**WHAT THE TASK REQUIRES**
Answer with one number only: the number of lines that contain "Sales".
**********
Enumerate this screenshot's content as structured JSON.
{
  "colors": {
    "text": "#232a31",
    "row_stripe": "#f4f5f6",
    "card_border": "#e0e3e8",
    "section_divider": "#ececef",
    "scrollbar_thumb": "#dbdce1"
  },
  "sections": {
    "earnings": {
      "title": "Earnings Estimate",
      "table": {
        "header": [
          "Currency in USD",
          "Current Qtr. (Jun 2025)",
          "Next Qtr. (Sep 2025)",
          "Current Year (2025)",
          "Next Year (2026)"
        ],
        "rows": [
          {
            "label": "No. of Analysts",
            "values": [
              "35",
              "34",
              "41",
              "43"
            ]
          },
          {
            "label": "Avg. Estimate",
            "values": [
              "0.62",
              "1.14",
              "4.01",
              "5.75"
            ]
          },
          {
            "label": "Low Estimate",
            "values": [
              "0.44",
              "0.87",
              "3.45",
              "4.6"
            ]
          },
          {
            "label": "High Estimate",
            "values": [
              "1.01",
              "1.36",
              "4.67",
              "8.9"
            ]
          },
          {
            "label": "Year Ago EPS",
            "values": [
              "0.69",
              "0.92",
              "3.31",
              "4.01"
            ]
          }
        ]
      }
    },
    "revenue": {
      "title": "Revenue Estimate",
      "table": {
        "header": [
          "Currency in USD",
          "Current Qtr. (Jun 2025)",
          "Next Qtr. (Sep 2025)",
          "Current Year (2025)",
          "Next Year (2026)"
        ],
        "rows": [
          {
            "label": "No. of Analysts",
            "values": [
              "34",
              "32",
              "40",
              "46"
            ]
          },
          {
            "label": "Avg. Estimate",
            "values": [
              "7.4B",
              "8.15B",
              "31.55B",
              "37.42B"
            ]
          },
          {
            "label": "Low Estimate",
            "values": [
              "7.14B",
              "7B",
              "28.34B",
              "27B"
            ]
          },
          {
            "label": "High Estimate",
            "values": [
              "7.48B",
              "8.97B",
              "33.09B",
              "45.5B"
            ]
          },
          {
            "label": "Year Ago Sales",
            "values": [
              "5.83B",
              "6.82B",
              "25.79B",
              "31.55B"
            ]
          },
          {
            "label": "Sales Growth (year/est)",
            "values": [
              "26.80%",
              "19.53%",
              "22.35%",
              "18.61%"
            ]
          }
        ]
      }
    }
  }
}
**********
**RESULT OF THE EXERCISE**
2